Material to process →

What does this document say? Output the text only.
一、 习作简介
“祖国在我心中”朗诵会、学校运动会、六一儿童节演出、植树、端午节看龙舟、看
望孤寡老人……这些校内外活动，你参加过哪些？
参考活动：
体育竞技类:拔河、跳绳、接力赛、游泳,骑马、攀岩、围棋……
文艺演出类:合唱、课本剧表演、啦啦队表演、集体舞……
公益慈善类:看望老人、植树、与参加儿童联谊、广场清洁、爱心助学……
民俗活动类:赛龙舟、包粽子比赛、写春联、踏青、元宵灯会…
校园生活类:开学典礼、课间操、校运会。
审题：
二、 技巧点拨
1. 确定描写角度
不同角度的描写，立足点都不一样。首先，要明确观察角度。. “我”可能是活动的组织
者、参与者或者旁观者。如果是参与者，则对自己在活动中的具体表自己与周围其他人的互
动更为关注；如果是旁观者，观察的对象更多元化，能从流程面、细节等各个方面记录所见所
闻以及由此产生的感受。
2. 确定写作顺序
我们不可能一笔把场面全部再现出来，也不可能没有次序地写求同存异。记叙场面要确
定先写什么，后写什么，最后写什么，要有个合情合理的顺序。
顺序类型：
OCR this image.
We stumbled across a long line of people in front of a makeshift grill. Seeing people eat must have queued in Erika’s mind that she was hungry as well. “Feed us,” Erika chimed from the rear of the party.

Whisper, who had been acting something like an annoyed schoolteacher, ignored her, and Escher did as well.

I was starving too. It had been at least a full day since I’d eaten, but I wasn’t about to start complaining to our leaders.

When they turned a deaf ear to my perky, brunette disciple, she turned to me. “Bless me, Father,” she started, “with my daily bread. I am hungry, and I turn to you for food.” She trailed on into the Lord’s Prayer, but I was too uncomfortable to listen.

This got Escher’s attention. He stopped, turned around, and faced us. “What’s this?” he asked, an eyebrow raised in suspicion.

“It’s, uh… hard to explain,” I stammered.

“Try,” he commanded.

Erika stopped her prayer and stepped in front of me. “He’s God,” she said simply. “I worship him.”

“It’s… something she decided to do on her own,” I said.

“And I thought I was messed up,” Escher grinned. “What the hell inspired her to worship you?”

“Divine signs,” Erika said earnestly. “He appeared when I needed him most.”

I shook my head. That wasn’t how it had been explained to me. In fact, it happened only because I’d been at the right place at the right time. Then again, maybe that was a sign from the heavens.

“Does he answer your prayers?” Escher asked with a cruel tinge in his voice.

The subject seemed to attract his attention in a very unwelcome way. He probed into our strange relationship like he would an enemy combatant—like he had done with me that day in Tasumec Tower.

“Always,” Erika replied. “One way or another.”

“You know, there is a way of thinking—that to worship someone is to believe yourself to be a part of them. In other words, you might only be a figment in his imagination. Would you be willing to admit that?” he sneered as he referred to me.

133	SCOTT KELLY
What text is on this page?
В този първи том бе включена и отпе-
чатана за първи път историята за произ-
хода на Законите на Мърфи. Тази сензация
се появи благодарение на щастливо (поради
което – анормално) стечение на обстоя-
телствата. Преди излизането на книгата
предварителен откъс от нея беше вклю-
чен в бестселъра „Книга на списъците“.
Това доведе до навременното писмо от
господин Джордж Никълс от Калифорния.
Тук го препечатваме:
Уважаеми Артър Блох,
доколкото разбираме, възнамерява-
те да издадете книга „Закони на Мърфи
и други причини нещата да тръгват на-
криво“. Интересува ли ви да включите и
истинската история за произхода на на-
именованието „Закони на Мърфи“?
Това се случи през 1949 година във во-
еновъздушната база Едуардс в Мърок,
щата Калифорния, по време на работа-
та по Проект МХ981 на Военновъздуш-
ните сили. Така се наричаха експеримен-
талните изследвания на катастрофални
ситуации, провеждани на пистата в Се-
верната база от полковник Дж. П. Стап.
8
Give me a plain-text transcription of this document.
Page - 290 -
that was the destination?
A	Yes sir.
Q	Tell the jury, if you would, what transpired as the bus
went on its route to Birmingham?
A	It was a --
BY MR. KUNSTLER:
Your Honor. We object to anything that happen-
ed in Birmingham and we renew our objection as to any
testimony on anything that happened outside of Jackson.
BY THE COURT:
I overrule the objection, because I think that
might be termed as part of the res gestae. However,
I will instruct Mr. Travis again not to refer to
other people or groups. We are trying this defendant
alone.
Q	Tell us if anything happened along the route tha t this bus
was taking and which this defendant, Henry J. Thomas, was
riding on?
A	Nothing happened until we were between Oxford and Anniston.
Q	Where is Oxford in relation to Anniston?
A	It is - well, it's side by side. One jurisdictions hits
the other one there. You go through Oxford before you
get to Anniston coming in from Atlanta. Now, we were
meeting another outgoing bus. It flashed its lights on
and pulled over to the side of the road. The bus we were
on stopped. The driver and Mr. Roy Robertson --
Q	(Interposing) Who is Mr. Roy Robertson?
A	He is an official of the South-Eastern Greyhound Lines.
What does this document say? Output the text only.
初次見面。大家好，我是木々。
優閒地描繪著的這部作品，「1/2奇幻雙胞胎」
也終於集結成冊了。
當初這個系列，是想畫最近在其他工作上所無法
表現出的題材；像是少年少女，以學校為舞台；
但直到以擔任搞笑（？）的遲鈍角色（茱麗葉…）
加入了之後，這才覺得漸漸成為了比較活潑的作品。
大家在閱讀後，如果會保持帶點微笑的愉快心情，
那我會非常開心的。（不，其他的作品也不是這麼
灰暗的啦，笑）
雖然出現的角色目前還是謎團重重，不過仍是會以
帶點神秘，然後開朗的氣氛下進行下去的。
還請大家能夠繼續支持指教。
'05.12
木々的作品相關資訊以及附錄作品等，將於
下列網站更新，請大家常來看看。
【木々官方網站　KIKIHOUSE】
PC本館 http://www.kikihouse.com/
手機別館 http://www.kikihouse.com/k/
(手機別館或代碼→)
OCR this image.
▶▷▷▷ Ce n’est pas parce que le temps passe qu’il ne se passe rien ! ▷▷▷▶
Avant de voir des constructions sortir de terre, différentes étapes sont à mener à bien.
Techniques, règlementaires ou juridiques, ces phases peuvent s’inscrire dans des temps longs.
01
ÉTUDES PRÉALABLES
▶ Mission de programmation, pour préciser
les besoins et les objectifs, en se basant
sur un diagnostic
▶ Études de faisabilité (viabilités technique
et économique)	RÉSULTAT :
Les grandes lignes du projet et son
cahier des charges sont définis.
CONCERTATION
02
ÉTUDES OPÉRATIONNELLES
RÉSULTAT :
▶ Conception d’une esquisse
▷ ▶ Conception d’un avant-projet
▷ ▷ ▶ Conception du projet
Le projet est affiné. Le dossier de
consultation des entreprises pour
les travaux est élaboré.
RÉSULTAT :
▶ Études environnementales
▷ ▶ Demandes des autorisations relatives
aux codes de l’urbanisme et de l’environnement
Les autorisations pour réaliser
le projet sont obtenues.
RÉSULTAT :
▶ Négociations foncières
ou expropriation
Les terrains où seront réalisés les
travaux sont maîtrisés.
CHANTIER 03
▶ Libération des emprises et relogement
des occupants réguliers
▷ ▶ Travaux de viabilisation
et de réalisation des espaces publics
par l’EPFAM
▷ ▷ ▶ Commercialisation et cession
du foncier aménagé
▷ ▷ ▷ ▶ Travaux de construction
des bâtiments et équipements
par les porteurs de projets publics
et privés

Task details → Search the data for "objection" and list every line in which it occurs.

Answer to the problem →
ed in Birmingham and we renew our objection as to any
I overrule the objection, because I think that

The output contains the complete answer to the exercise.